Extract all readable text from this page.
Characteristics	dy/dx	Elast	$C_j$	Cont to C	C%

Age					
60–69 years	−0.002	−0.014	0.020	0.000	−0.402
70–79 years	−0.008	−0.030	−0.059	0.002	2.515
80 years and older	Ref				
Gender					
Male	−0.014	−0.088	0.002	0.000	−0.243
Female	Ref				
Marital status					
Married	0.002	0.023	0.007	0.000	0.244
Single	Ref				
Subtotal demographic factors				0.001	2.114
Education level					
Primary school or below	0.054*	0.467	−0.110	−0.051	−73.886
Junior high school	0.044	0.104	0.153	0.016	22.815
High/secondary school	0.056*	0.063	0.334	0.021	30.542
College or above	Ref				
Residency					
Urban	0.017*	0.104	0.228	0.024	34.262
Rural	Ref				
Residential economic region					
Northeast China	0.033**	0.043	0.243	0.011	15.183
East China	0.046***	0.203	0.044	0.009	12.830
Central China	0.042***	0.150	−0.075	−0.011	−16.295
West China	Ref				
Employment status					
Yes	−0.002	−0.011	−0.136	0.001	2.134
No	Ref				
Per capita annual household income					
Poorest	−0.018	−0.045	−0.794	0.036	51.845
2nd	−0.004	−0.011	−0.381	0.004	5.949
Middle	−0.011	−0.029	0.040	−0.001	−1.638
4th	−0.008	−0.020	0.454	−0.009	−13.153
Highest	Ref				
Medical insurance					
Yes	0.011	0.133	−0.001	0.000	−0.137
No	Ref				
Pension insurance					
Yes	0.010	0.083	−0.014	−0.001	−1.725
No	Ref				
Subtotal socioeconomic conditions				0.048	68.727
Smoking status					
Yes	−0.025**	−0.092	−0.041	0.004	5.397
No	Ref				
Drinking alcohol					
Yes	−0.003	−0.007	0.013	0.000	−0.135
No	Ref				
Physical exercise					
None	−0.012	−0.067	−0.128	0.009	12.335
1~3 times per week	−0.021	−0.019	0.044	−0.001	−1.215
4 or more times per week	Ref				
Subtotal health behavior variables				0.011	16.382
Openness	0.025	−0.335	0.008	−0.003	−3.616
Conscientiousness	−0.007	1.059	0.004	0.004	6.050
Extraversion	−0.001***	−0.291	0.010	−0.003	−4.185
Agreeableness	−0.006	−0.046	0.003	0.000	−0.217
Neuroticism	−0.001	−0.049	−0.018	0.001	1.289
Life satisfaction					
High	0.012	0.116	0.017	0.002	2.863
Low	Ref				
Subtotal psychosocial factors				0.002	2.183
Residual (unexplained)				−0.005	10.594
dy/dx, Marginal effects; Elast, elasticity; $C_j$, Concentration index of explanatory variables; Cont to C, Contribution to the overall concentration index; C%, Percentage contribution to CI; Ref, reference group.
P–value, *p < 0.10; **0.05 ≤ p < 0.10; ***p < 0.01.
◆ ◆ ◆ ◆ ◆
Exercise directions — Scan the data above; copy every line where "insurance" appears.

The reply —
Medical insurance					
Pension insurance					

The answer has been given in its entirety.